[Start of Material supplied]
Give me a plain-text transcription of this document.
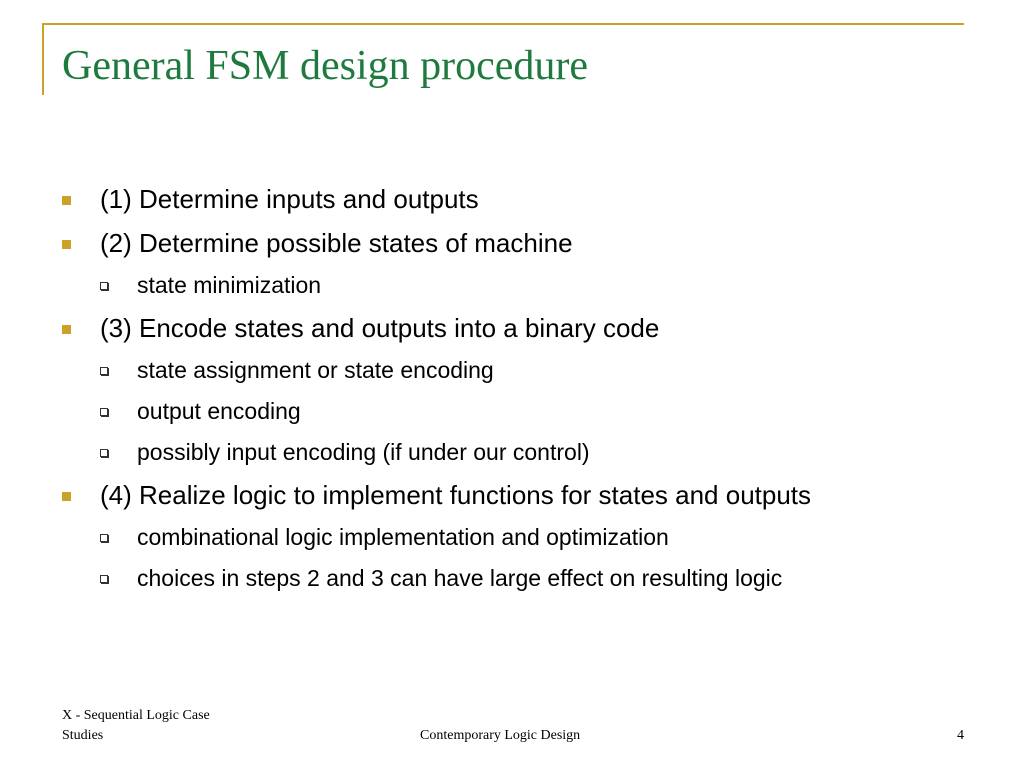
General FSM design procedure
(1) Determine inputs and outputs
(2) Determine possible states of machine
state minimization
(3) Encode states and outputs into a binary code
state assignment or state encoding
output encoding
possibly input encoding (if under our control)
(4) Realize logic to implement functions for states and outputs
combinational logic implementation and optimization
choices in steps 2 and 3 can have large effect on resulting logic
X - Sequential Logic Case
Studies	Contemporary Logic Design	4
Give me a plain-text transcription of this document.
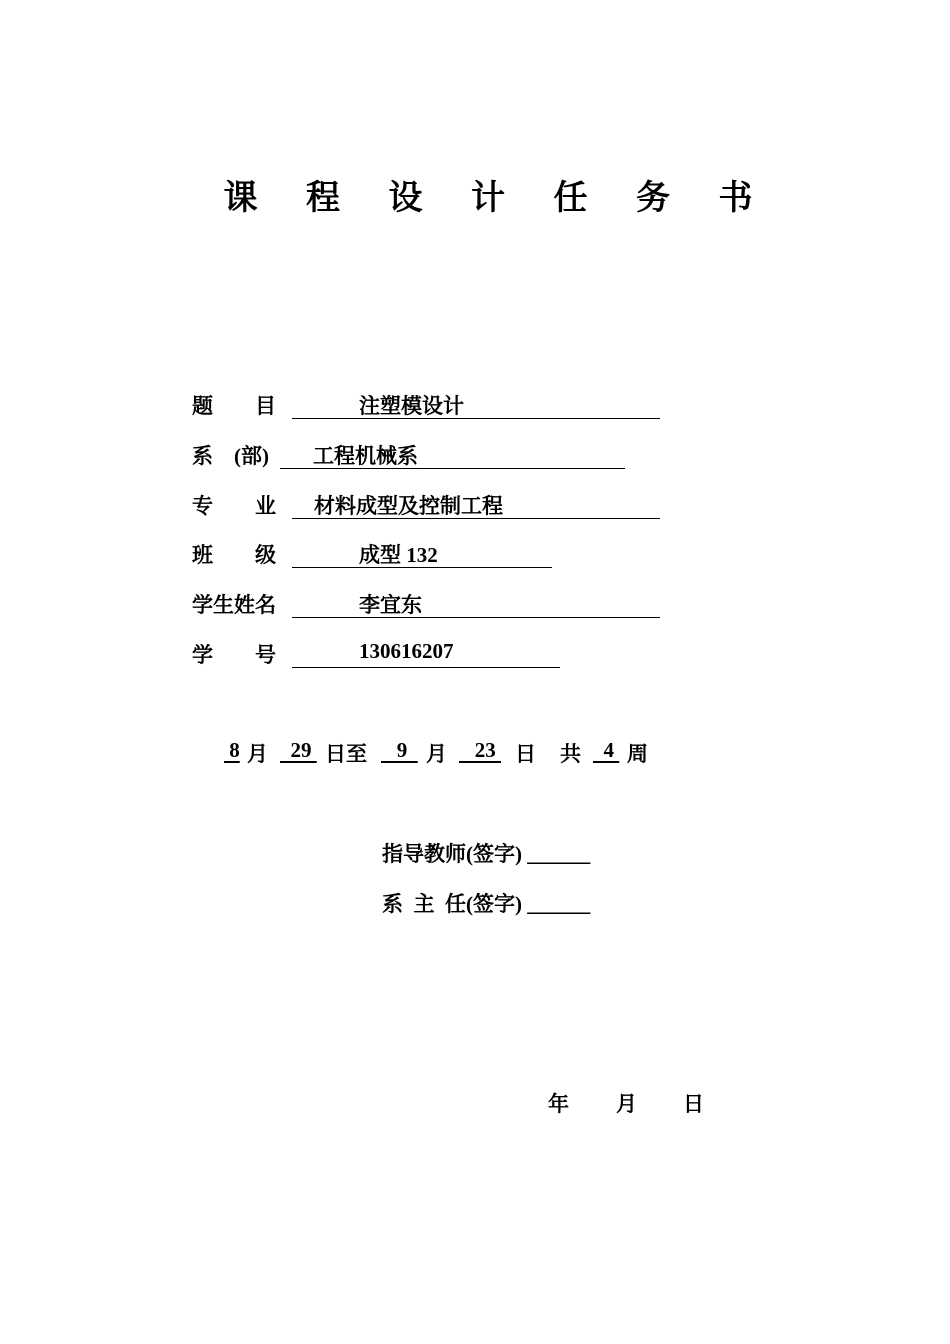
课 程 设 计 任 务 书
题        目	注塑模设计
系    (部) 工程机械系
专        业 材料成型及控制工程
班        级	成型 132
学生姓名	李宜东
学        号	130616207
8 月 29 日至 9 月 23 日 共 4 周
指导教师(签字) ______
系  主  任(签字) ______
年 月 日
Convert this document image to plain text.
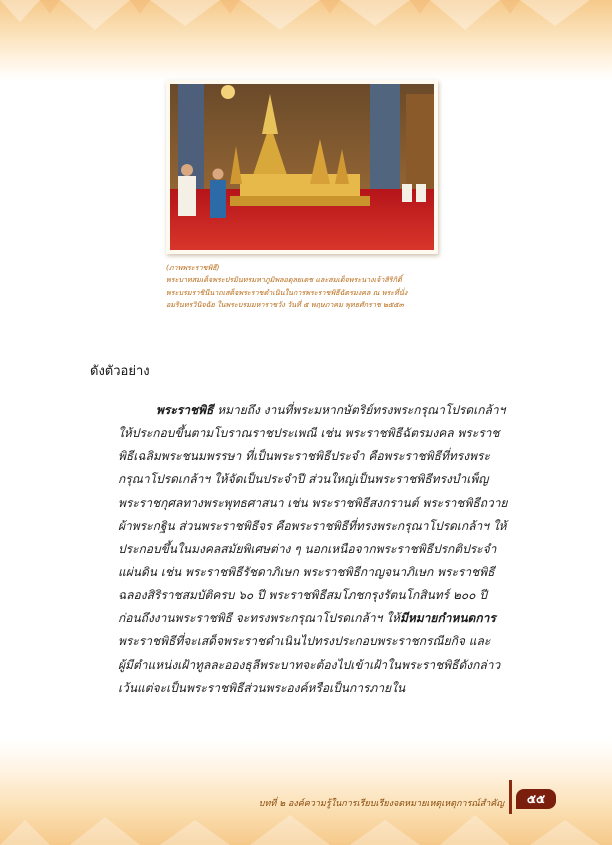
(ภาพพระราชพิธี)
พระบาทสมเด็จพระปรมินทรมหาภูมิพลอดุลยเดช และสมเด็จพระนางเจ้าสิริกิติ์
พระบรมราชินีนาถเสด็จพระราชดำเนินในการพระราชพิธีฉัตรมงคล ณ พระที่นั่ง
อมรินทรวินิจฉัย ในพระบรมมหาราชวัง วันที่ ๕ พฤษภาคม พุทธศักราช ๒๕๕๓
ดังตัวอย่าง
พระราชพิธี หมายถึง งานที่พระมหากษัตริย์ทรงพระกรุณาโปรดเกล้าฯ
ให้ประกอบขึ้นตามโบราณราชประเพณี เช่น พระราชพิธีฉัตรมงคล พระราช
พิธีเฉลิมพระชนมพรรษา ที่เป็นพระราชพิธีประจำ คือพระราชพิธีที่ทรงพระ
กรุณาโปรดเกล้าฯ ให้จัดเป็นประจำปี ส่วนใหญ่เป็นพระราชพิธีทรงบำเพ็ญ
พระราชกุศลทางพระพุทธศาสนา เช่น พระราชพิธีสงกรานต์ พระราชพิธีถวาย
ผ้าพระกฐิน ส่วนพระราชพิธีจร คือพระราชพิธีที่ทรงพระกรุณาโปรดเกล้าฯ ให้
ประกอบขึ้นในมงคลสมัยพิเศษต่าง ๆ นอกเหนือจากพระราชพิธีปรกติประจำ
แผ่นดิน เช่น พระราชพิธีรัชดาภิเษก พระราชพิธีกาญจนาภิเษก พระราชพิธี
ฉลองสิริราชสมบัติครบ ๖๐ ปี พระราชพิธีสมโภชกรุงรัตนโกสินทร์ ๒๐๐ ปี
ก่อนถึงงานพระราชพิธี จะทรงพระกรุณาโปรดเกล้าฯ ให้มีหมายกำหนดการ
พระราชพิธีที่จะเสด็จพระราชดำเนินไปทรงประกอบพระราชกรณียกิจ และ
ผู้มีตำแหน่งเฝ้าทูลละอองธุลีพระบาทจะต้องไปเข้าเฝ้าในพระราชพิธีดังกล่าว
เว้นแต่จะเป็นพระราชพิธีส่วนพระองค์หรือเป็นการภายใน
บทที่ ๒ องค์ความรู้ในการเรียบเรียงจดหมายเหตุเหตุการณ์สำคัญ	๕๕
[End of Material supplied]
[Start of Material supplied]
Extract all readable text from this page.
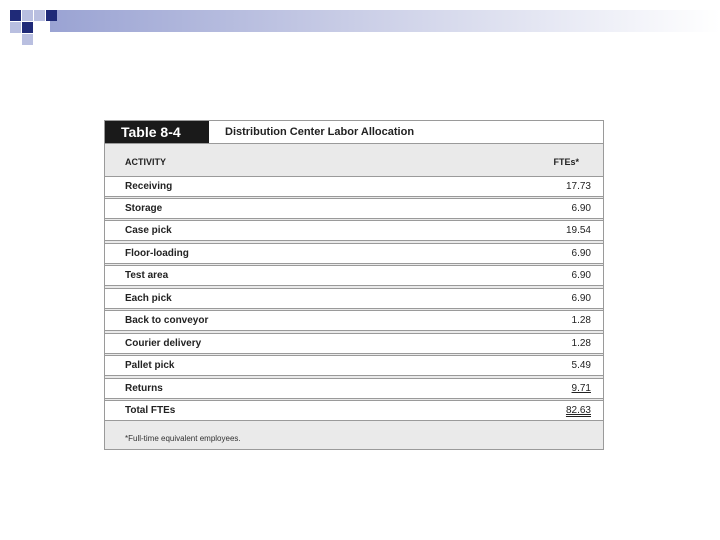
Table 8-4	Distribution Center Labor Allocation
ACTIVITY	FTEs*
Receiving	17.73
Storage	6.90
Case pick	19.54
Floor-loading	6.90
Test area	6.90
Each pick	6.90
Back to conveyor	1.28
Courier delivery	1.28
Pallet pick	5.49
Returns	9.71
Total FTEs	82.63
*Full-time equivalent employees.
[End of Material supplied]
**Your instructions:** Check each line of the entries above for the word "outputs". List the ones that have it.

**Solution to the exercise:**
(1) Determine inputs and outputs
(3) Encode states and outputs into a binary code
(4) Realize logic to implement functions for states and outputs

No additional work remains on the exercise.